▶ _WHAT IS ASKED_: Can you edit the items from the first line up to and including the line with "scroll-left-arrow-icon[interactable]: ◀ [372, 32, 384, 46]", so that "price-tick-label" becomes "price-axis-label" and nothing else changes?

▶ _THE DATA_:

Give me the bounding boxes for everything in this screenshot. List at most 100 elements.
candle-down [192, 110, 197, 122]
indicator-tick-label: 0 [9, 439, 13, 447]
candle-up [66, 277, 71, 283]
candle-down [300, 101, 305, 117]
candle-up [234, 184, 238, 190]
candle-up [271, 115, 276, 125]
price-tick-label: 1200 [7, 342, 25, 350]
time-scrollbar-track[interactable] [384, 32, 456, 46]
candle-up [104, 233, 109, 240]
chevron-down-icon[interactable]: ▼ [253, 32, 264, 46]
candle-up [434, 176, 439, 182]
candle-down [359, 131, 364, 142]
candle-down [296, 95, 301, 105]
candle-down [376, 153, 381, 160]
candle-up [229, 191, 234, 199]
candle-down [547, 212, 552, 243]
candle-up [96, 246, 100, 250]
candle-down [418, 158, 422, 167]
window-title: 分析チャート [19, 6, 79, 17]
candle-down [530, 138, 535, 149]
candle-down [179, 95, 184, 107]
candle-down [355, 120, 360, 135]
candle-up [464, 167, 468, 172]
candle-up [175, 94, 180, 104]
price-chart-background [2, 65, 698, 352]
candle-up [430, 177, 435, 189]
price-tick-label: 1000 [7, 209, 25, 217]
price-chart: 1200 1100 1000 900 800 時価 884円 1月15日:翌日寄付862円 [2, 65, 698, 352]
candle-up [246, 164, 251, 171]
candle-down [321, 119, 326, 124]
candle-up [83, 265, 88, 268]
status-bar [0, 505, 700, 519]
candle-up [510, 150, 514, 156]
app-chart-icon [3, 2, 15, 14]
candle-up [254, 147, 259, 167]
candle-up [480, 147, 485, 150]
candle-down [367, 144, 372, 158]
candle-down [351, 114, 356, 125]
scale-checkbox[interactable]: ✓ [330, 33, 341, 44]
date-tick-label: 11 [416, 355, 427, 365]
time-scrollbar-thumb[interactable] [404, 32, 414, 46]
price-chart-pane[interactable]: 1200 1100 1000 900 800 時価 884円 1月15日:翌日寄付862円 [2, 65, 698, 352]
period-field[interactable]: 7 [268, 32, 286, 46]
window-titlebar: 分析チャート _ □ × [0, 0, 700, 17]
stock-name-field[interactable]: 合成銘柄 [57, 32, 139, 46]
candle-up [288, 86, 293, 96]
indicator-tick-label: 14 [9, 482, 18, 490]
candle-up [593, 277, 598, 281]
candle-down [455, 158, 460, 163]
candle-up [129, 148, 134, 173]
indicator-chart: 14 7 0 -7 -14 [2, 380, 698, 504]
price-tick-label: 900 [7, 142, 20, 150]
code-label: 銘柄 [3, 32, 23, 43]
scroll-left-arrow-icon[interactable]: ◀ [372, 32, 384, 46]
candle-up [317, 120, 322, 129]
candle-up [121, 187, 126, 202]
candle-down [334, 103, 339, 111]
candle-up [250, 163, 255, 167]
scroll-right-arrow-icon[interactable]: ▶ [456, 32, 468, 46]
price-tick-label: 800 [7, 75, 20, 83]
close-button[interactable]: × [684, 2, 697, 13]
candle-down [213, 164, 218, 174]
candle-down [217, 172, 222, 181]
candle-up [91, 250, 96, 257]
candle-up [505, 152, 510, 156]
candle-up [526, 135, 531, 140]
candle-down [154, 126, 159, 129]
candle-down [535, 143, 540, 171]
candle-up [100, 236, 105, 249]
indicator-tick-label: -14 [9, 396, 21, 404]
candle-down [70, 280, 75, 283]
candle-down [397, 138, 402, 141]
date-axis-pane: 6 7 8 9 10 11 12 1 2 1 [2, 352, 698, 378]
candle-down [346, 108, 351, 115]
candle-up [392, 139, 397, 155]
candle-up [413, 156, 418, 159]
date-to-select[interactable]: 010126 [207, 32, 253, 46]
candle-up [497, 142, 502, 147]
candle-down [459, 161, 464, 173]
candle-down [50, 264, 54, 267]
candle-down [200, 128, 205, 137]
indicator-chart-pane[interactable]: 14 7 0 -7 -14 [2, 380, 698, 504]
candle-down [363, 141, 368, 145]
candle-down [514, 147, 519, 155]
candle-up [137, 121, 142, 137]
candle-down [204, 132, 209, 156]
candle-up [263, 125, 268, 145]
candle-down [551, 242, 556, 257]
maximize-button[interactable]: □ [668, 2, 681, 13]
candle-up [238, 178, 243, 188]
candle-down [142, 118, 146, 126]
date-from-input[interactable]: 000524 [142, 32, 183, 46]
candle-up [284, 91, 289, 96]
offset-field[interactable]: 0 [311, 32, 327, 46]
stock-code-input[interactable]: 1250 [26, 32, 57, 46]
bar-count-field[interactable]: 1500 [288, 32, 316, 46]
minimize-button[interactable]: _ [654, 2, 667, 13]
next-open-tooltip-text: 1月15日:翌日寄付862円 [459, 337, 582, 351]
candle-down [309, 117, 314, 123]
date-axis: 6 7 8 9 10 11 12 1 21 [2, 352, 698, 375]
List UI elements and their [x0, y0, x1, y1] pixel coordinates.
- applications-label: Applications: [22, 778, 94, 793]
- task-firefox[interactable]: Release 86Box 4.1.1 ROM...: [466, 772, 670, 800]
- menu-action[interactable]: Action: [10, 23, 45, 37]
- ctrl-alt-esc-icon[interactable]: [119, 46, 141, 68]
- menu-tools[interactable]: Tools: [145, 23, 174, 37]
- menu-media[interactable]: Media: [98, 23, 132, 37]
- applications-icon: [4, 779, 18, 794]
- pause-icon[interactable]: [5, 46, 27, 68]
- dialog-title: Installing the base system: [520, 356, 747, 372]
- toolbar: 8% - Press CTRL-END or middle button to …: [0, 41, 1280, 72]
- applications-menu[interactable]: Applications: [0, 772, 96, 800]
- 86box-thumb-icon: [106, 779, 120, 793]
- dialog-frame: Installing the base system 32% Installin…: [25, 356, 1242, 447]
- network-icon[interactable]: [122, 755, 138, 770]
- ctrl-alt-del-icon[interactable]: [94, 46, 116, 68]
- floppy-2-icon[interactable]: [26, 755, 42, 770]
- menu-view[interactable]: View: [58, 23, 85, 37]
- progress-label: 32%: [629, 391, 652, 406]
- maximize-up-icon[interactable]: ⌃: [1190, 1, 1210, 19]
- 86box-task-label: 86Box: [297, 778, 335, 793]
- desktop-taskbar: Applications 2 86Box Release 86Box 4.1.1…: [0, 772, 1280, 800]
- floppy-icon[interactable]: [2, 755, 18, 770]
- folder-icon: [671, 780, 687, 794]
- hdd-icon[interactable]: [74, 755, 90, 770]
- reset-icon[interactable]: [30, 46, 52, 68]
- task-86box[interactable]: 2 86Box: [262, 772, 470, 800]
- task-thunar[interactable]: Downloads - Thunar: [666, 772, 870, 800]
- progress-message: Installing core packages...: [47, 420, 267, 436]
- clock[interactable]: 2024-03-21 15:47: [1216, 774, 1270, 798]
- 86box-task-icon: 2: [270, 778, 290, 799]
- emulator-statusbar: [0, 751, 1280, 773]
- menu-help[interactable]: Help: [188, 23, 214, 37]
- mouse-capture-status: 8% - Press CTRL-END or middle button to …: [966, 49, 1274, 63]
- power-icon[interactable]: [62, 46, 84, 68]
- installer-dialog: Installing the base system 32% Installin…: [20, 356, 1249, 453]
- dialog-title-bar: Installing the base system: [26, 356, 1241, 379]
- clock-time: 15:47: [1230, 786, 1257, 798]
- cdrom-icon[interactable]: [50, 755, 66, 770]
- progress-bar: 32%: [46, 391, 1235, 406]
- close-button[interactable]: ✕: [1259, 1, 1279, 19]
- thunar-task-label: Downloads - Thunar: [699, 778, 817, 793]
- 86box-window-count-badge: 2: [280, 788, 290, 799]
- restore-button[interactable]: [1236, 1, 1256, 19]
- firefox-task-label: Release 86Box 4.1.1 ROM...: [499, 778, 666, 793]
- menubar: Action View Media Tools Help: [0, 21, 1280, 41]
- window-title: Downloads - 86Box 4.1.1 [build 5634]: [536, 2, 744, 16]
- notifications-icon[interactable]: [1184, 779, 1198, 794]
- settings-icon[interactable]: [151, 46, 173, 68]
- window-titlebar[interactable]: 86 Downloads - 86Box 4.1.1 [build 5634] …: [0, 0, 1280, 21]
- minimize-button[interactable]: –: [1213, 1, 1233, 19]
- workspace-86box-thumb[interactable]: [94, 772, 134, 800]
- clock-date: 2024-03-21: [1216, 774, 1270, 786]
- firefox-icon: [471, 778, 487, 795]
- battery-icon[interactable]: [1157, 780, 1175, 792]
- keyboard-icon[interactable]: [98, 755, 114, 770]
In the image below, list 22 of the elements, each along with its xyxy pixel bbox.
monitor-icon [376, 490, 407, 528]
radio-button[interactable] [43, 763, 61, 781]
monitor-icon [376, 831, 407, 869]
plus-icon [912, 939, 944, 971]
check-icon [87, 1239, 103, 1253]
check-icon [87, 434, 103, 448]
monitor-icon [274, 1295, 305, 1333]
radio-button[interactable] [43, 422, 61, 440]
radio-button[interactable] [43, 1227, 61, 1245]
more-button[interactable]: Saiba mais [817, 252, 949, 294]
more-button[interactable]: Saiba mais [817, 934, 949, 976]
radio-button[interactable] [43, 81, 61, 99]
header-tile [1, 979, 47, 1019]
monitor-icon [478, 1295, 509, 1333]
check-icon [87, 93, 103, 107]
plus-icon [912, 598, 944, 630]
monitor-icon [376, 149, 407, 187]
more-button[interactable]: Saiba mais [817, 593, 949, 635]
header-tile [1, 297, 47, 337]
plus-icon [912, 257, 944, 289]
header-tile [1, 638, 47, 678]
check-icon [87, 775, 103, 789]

▶ _TASK OUTPUT_:
Give me the bounding boxes for everything in this screenshot. List at most 100 elements.
candle-down [192, 110, 197, 122]
indicator-tick-label: 0 [9, 439, 13, 447]
candle-up [66, 277, 71, 283]
candle-down [300, 101, 305, 117]
candle-up [234, 184, 238, 190]
candle-up [271, 115, 276, 125]
price-axis-label: 1200 [7, 342, 25, 350]
time-scrollbar-track[interactable] [384, 32, 456, 46]
candle-up [104, 233, 109, 240]
chevron-down-icon[interactable]: ▼ [253, 32, 264, 46]
candle-up [434, 176, 439, 182]
candle-down [359, 131, 364, 142]
candle-down [296, 95, 301, 105]
candle-down [376, 153, 381, 160]
candle-up [229, 191, 234, 199]
candle-down [547, 212, 552, 243]
candle-up [96, 246, 100, 250]
candle-down [418, 158, 422, 167]
window-title: 分析チャート [19, 6, 79, 17]
candle-down [530, 138, 535, 149]
candle-down [179, 95, 184, 107]
candle-down [355, 120, 360, 135]
candle-up [464, 167, 468, 172]
candle-up [175, 94, 180, 104]
price-chart-background [2, 65, 698, 352]
candle-up [430, 177, 435, 189]
price-axis-label: 1000 [7, 209, 25, 217]
price-chart: 1200 1100 1000 900 800 時価 884円 1月15日:翌日寄付862円 [2, 65, 698, 352]
candle-up [246, 164, 251, 171]
candle-down [321, 119, 326, 124]
candle-up [83, 265, 88, 268]
status-bar [0, 505, 700, 519]
candle-up [510, 150, 514, 156]
app-chart-icon [3, 2, 15, 14]
candle-up [254, 147, 259, 167]
candle-up [480, 147, 485, 150]
candle-down [367, 144, 372, 158]
candle-down [351, 114, 356, 125]
scale-checkbox[interactable]: ✓ [330, 33, 341, 44]
date-tick-label: 11 [416, 355, 427, 365]
time-scrollbar-thumb[interactable] [404, 32, 414, 46]
price-chart-pane[interactable]: 1200 1100 1000 900 800 時価 884円 1月15日:翌日寄付862円 [2, 65, 698, 352]
period-field[interactable]: 7 [268, 32, 286, 46]
window-titlebar: 分析チャート _ □ × [0, 0, 700, 17]
stock-name-field[interactable]: 合成銘柄 [57, 32, 139, 46]
candle-up [288, 86, 293, 96]
indicator-tick-label: 14 [9, 482, 18, 490]
candle-up [593, 277, 598, 281]
candle-down [455, 158, 460, 163]
candle-up [129, 148, 134, 173]
indicator-chart: 14 7 0 -7 -14 [2, 380, 698, 504]
price-axis-label: 900 [7, 142, 20, 150]
code-label: 銘柄 [3, 32, 23, 43]
scroll-left-arrow-icon[interactable]: ◀ [372, 32, 384, 46]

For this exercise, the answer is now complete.